- Work order -
Show the lines below that contain the string "Mass".

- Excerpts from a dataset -
= = = = = = =

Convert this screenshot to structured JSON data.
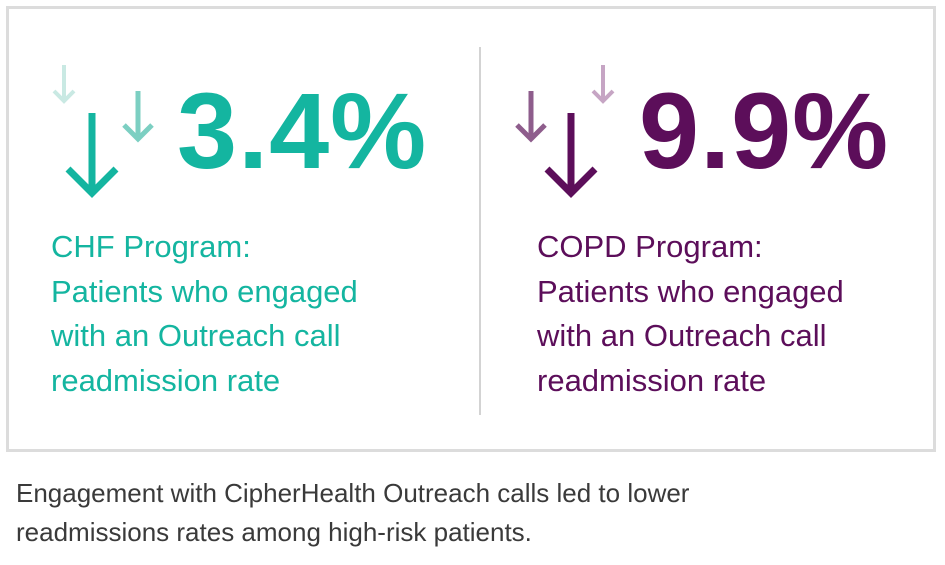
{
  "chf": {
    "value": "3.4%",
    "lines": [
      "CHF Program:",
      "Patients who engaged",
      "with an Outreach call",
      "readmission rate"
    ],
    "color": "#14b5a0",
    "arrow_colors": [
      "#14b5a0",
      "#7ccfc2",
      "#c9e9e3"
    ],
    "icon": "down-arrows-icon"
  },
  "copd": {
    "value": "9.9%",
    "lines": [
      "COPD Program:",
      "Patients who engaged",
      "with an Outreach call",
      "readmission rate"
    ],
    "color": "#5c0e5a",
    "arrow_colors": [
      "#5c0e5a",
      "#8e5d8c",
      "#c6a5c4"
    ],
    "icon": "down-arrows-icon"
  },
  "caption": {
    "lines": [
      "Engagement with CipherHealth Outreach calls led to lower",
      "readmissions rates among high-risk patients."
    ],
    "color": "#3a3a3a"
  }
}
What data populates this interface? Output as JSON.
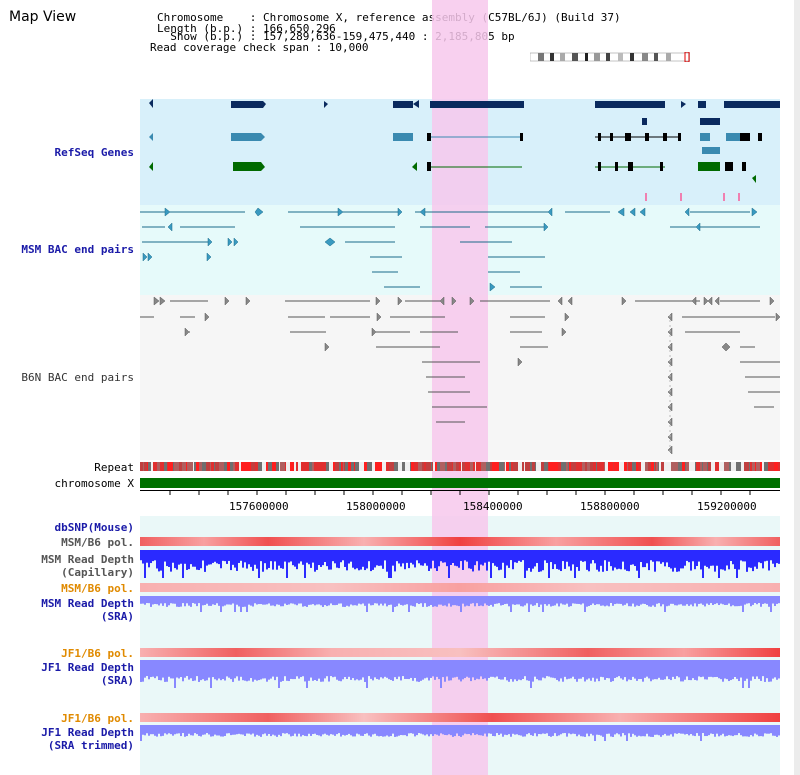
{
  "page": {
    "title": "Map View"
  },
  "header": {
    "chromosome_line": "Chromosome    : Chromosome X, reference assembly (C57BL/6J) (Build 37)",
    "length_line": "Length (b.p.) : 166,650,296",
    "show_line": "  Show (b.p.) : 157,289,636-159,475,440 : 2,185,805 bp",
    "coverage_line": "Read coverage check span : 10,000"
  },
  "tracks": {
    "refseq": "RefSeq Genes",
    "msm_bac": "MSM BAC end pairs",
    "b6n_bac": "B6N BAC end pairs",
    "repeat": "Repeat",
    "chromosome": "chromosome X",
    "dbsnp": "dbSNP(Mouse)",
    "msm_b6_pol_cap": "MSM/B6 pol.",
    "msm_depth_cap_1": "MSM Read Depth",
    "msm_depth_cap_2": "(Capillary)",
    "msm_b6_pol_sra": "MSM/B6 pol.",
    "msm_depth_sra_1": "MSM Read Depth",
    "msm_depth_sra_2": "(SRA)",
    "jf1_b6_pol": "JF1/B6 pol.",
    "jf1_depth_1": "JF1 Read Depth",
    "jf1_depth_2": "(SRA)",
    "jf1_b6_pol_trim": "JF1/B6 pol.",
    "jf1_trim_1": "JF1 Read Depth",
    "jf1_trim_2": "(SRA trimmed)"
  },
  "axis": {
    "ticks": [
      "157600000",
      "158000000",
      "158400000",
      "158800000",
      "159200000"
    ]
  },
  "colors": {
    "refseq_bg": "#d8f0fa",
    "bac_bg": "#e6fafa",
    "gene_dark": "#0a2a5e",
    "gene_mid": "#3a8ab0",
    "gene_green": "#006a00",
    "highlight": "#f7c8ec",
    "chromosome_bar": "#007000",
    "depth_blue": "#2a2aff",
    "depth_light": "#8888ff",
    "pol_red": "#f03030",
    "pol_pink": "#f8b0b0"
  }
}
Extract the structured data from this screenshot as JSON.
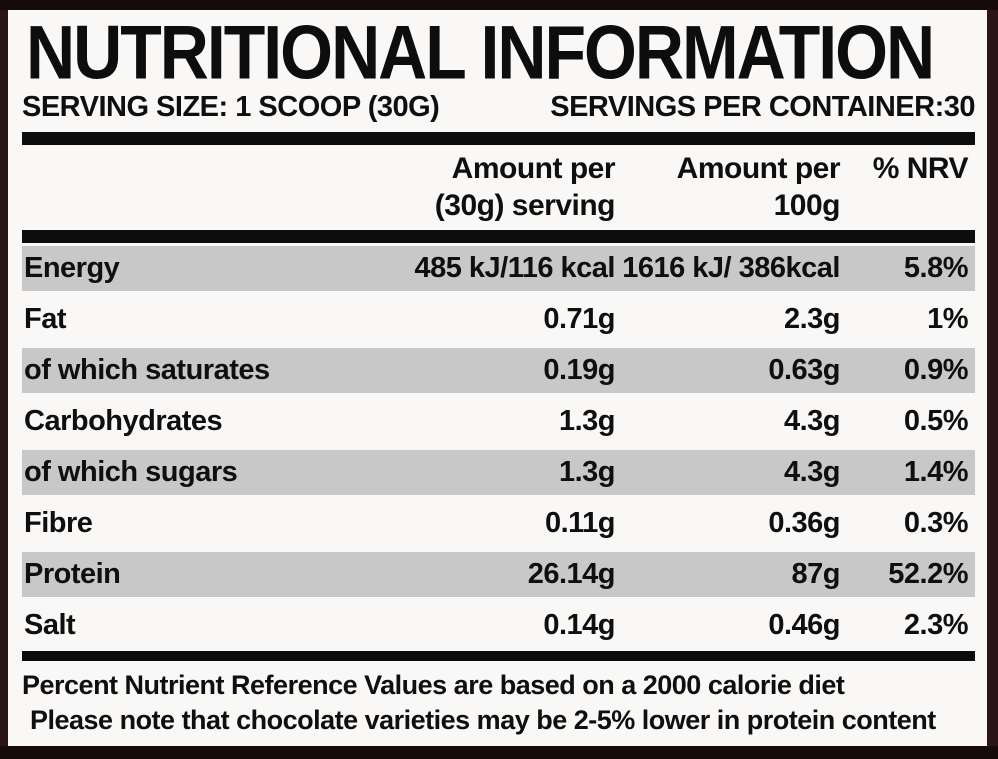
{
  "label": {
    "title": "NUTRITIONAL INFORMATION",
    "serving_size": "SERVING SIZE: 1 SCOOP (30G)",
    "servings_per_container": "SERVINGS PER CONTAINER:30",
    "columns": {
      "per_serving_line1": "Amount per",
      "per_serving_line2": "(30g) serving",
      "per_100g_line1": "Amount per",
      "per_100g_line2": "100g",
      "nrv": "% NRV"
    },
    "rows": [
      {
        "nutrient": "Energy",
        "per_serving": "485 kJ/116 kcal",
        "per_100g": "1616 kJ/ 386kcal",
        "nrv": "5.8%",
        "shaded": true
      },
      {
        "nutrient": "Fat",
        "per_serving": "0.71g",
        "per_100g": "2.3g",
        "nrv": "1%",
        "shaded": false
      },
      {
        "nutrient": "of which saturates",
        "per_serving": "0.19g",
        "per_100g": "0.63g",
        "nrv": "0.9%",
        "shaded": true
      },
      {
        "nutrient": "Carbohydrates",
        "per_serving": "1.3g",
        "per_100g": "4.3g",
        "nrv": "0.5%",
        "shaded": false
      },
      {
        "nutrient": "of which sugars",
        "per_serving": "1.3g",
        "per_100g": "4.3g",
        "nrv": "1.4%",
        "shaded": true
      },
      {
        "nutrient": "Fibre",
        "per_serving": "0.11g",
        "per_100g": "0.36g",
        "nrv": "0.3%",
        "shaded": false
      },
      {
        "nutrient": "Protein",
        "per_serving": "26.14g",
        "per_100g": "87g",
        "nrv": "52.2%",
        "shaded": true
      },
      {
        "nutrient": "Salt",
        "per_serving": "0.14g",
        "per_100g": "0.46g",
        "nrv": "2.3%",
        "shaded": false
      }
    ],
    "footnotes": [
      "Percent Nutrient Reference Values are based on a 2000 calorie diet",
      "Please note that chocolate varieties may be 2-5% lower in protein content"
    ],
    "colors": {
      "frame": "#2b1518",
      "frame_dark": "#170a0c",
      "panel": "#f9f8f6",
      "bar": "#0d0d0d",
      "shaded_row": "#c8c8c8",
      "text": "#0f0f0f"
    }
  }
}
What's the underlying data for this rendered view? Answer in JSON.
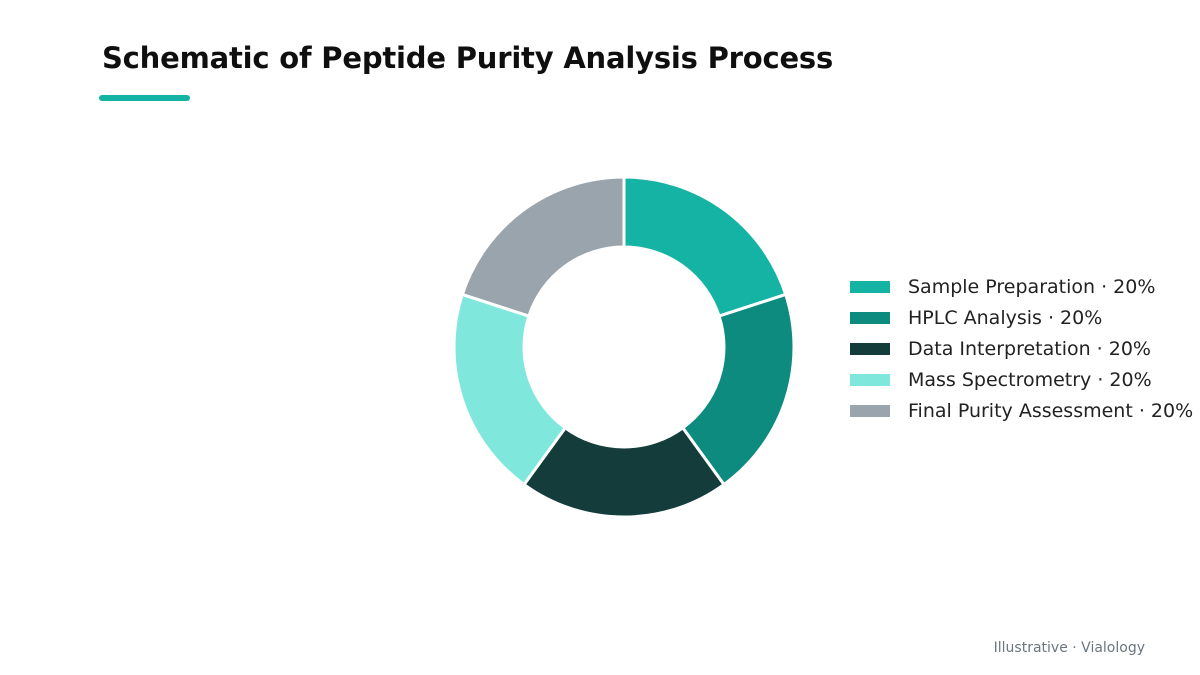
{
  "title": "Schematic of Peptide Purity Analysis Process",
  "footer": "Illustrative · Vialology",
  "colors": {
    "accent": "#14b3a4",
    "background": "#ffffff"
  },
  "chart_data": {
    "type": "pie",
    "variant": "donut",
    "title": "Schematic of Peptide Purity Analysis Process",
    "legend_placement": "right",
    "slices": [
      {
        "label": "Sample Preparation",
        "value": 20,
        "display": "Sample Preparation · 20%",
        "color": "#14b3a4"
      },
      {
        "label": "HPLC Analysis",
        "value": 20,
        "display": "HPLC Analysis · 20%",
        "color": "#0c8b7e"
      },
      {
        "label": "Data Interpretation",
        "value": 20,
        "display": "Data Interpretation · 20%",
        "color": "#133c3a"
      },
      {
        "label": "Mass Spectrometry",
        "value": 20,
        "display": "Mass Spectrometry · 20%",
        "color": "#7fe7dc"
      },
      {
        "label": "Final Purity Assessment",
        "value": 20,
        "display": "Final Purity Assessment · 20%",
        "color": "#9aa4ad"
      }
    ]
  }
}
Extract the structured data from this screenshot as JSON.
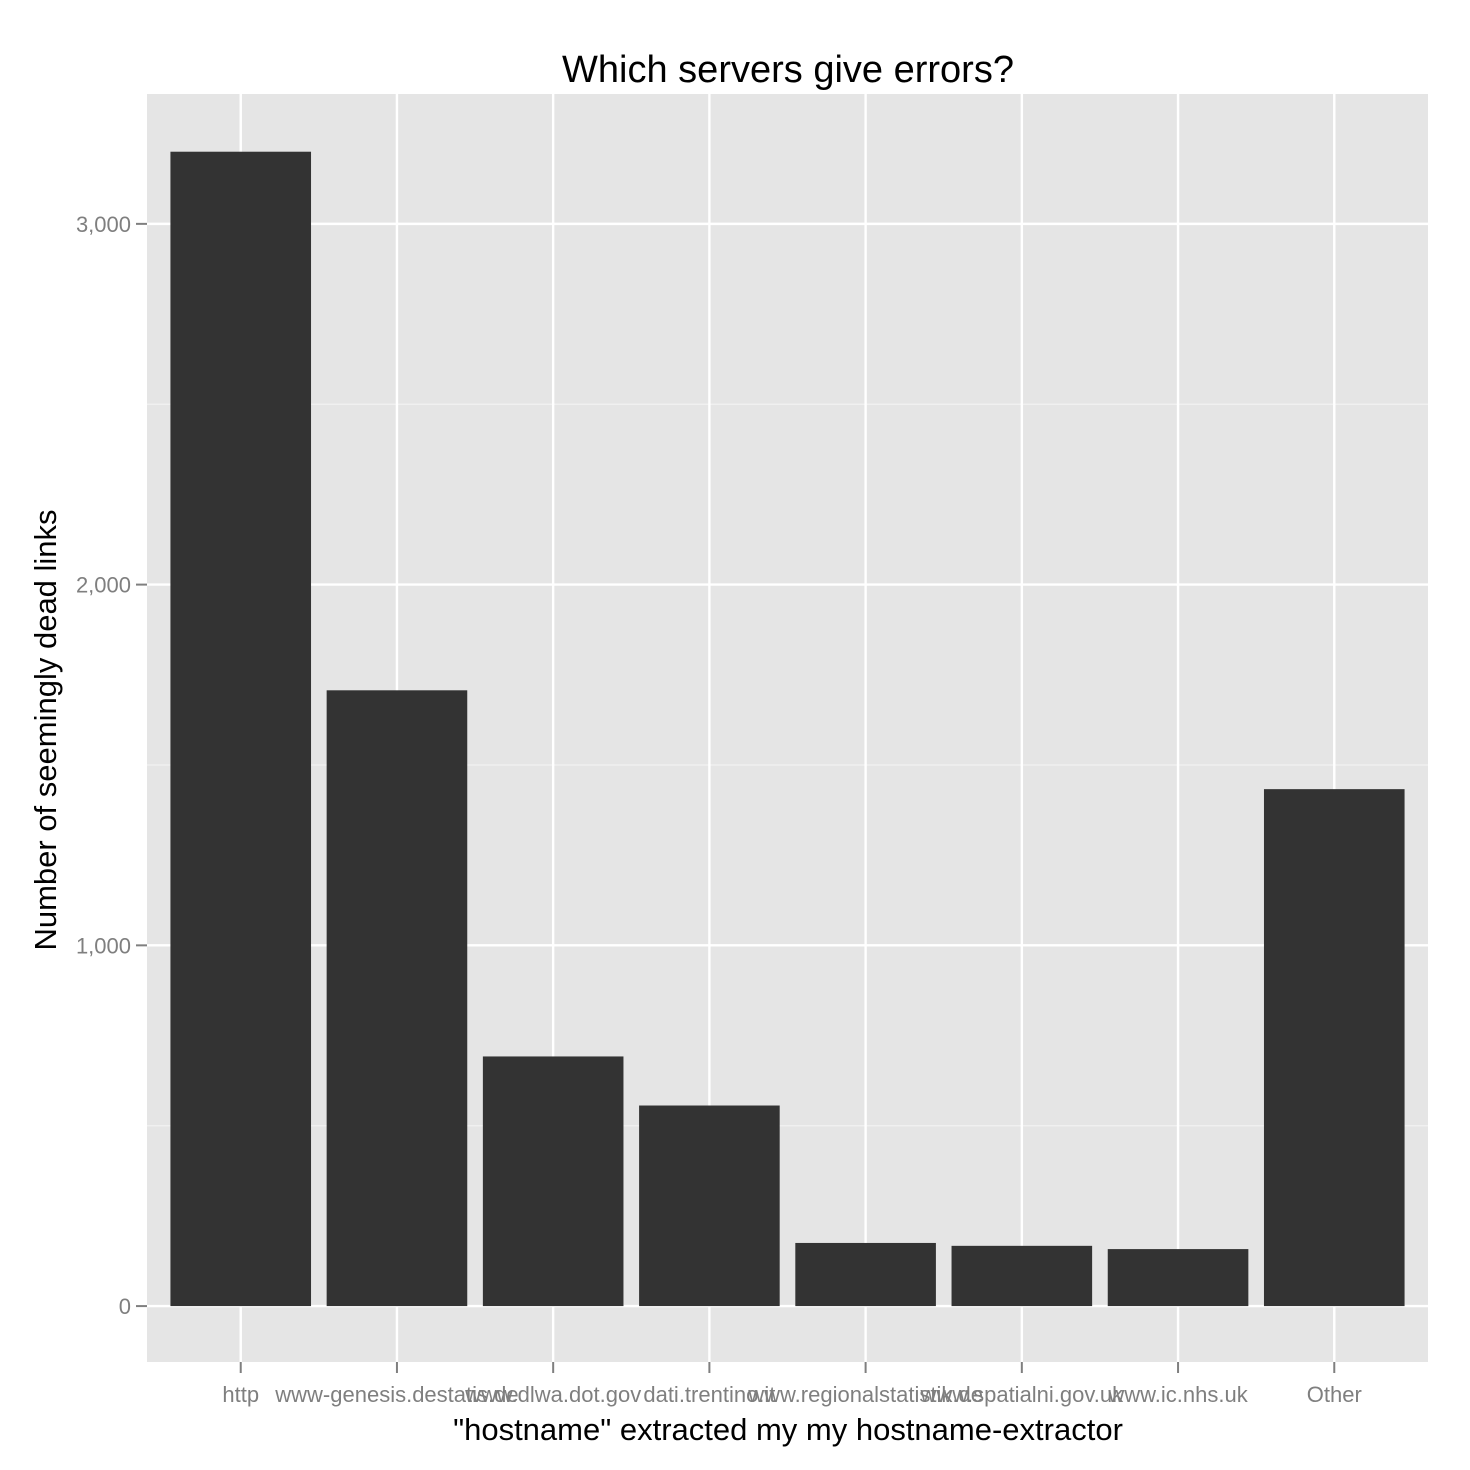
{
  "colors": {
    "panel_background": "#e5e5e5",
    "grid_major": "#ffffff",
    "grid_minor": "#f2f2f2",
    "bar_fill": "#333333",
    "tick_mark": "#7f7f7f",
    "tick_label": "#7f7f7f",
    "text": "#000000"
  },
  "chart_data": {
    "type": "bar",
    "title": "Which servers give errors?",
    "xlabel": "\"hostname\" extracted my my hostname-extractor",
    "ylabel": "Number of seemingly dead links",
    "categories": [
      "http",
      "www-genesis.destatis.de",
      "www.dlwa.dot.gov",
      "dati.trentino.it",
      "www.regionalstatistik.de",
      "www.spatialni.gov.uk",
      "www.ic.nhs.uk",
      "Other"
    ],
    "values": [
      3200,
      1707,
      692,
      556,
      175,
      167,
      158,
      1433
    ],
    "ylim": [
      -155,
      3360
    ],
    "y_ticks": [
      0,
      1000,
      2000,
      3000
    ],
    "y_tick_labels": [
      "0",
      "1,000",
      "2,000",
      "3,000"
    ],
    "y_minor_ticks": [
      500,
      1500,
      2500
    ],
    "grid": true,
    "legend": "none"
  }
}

= = = = = = =

- Result below -
        "label": "Mass Spectrometry",
        "display": "Mass Spectrometry · 20%",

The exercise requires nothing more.